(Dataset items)
+===+
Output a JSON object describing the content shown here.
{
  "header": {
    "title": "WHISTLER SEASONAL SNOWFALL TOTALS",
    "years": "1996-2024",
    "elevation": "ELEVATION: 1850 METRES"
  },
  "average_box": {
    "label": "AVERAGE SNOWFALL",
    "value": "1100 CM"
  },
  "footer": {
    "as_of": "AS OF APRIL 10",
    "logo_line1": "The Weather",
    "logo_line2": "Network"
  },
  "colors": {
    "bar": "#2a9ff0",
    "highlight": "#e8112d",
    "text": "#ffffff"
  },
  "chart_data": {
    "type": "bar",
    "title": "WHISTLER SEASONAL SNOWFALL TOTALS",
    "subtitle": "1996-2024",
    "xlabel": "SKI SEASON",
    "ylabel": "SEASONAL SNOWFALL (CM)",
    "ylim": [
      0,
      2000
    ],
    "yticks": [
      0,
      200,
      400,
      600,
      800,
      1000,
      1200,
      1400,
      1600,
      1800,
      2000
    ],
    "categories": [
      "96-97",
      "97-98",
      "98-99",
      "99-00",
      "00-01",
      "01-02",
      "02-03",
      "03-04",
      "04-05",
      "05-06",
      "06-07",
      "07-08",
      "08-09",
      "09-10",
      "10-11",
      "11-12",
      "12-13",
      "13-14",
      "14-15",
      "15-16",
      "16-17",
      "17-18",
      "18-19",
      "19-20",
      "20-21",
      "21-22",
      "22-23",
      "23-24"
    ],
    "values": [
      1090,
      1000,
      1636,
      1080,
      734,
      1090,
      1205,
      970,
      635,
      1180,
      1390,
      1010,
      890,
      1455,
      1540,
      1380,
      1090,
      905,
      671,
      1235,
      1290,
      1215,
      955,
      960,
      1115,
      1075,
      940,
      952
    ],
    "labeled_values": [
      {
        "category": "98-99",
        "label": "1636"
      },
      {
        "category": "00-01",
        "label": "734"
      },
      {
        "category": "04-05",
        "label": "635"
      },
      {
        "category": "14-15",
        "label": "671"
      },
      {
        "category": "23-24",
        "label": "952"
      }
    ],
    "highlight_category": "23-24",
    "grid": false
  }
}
+===+
Reproduce all the records precisely.

### [Expected answer]
Output a JSON object describing the content shown here.
{
  "header": {
    "title": "WHISTLER SEASONAL SNOWFALL TOTALS",
    "years": "1996-2024",
    "elevation": "ELEVATION: 1850 METRES"
  },
  "average_box": {
    "label": "AVERAGE SNOWFALL",
    "value": "1100 CM"
  },
  "footer": {
    "as_of": "AS OF APRIL 10",
    "logo_line1": "The Weather",
    "logo_line2": "Network"
  },
  "colors": {
    "bar": "#2a9ff0",
    "highlight": "#e8112d",
    "text": "#ffffff"
  },
  "chart_data": {
    "type": "bar",
    "title": "WHISTLER SEASONAL SNOWFALL TOTALS",
    "subtitle": "1996-2024",
    "xlabel": "SKI SEASON",
    "ylabel": "SEASONAL SNOWFALL (CM)",
    "ylim": [
      0,
      2000
    ],
    "yticks": [
      0,
      200,
      400,
      600,
      800,
      1000,
      1200,
      1400,
      1600,
      1800,
      2000
    ],
    "categories": [
      "96-97",
      "97-98",
      "98-99",
      "99-00",
      "00-01",
      "01-02",
      "02-03",
      "03-04",
      "04-05",
      "05-06",
      "06-07",
      "07-08",
      "08-09",
      "09-10",
      "10-11",
      "11-12",
      "12-13",
      "13-14",
      "14-15",
      "15-16",
      "16-17",
      "17-18",
      "18-19",
      "19-20",
      "20-21",
      "21-22",
      "22-23",
      "23-24"
    ],
    "values": [
      1090,
      1000,
      1636,
      1080,
      734,
      1090,
      1205,
      970,
      635,
      1180,
      1390,
      1010,
      890,
      1455,
      1540,
      1380,
      1090,
      905,
      671,
      1235,
      1290,
      1215,
      955,
      960,
      1115,
      1075,
      940,
      952
    ],
    "labeled_values": [
      {
        "category": "98-99",
        "label": "1636"
      },
      {
        "category": "00-01",
        "label": "734"
      },
      {
        "category": "04-05",
        "label": "635"
      },
      {
        "category": "14-15",
        "label": "671"
      },
      {
        "category": "23-24",
        "label": "952"
      }
    ],
    "highlight_category": "23-24",
    "grid": false
  }
}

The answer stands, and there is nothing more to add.